• **Problems to work on**
**a)** Set down, word for word, the part of the subtitle glasses project page that opens with the words containing "The aim of the" and closes with "using the server.".
**b)** According to the subtitle glasses project page, who supervised the project?
**c)** Extend the subtitle glasses project page, picking up right after its final line.

• **Text segment**
═══

Subtitle glasses for hearing impaired and tourist

School of Science and Technology 科技學院
Computing Programmes 電腦學系

Subtitle glasses for hearing impaired and tourist

Chui Tsz Ching, Lee Chak Yin, Wu Long Fung, Yip On Tik

Programme	Bachelor of Computing with Honours in Internet Technology Bachelor of Science with Honours in Computer Science
Supervisor	Dr. Jeff Au Yeung Siu Kei
Areas	Intelligent Applications
Year of Completion	2025

Objectives

Project Aim

The aim of the project has remained unchanged: Our target audiences experience significant inconvenience in communication and network limitations. To address these challenges, we aim to develop an application for smart glasses. This application will feature offline capabilities, focusing on speech-to-text conversion in Cantonese and text-to-text functionality, translating spoken Cantonese to multi-languages and processing everything in reall time.

Project Objectives

The projectives of the project has remained unchanged, to achieve the project aim, we need to attain these objective:

Research any offline Speech-to-text & Text-to-Text model in the internet and evaluate their performance(accuracy and response time)
Setup Speech-to-text & Text-to-Text model accessible server in order to lower the development cost.
Test and Evaluate with using the server.

═══

• **Record list**
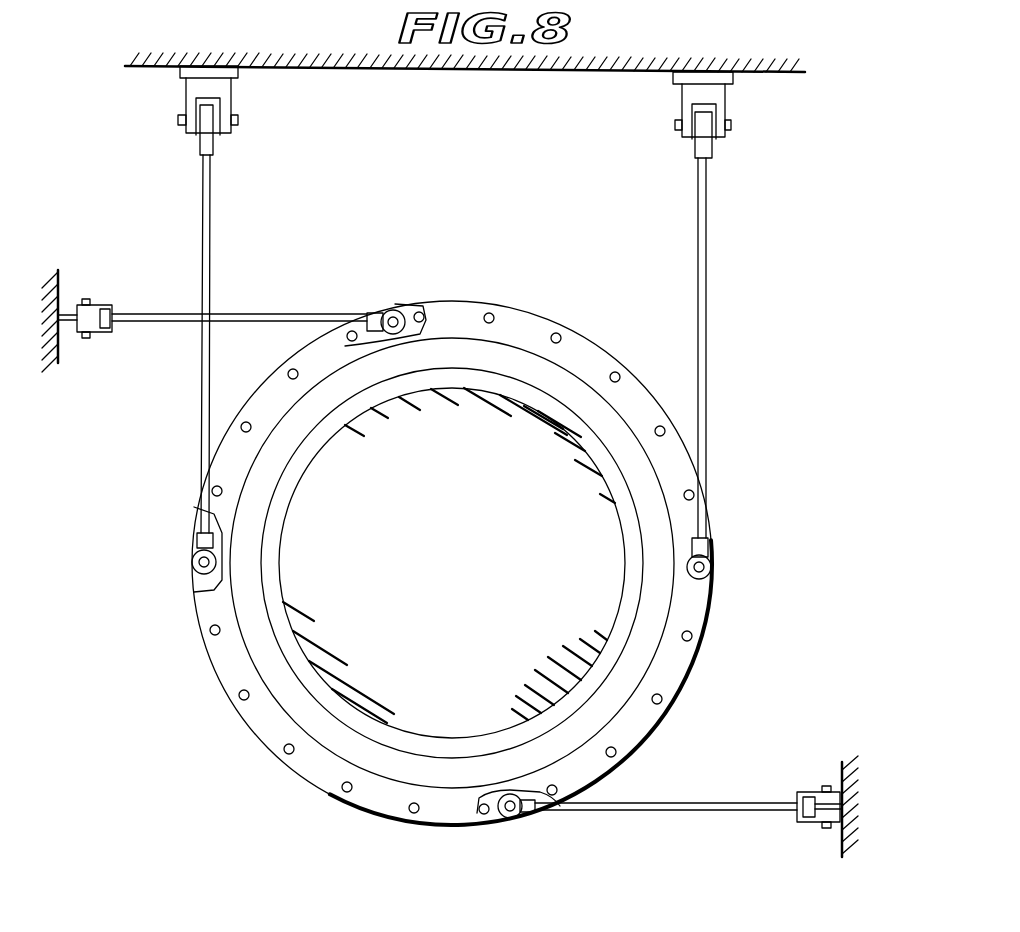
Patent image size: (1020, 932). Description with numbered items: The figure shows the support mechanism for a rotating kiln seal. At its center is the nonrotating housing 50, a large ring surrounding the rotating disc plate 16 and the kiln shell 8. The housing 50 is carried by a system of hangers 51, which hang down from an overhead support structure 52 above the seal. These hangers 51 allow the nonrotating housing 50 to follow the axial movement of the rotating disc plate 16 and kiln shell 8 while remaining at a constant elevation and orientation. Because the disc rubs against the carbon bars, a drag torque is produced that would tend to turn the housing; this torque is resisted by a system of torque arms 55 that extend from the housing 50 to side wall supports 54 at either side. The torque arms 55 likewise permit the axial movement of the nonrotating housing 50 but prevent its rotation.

The kiln shell 8 is at (281, 582).
The rotating disc plate 16 is at (263, 612).
The nonrotating housing 50 is at (385, 805).
The hangers 51 is at (212, 214).
The overhead support structure 52 is at (668, 71).
The side wall supports 54 is at (60, 293).
The torque arms 55 is at (256, 314).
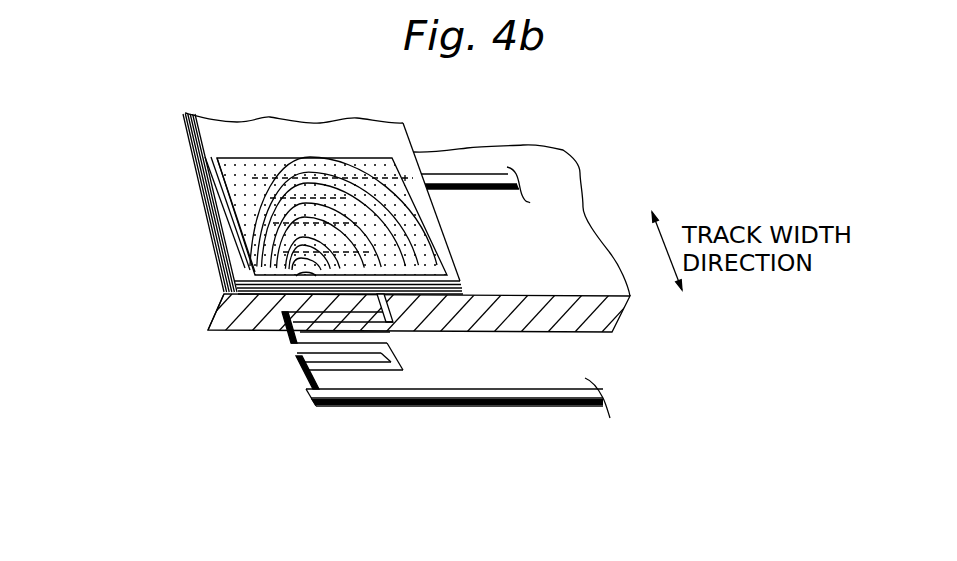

═══

• **Expected outputs**
**a)**
The aim of the project has remained unchanged: Our target audiences experience significant inconvenience in communication and network limitations. To address these challenges, we aim to develop an application for smart glasses. This application will feature offline capabilities, focusing on speech-to-text conversion in Cantonese and text-to-text functionality, translating spoken Cantonese to multi-languages and processing everything in reall time.

Project Objectives

The projectives of the project has remained unchanged, to achieve the project aim, we need to attain these objective:

Research any offline Speech-to-text & Text-to-Text model in the internet and evaluate their performance(accuracy and response time)
Setup Speech-to-text & Text-to-Text model accessible server in order to lower the development cost.
Test and Evaluate with using the server.

**b)** Dr. Jeff Au Yeung Siu Kei

**c)**
Investigate technical problems like filtering out the wearer’s speech and output the result with only others' speech, the valid distance that the microphone can receive the speech etc.
Design User Interface and implement a user-friendly feature like choosing the language that the wearer wants to output(if applicable), resizing the font etc.

Videos

Demonstration Video

Presentation Video

Methodologies and Technologies used

Overview of the Solution

Early Prototype (Cloud-Based)

Leveraged Azure Speech-to-Text + Google Cloud Translation for real-time captions
Proved real-time transcription and multilingual translation feasibility
Faced issues: third-party latency, black-box model behavior, and escalating API costs

Shift to Local Server Architecture

Migrated STT workloads from cloud APIs to self-hosted, lightweight models
Goals: lower & predictable latency, full control over models, better privacy, and cost savings

Parallel Development Streams

UI & Display Team: Built smart-glasses interface, customization for tourists vs. hearing-impaired users
STT & Backend Team: Evaluated/deployed on-premise speech models; designed server with:
- Asynchronous task queues
- WebSocket for real-time audio/text exchange
- Secure data handling

Final System Design

Client-Server Model:
- Client (Glasses): Captures audio, streams to server, renders transcriptions/translations instantly
- Server: Processes audio with local STT (and optional translation), returns text via WebSocket
- Outcome: A self-contained real-time captioning solution offering predictable performance, privacy, and cost efficiency.

Hardware Components (Smart Glasses)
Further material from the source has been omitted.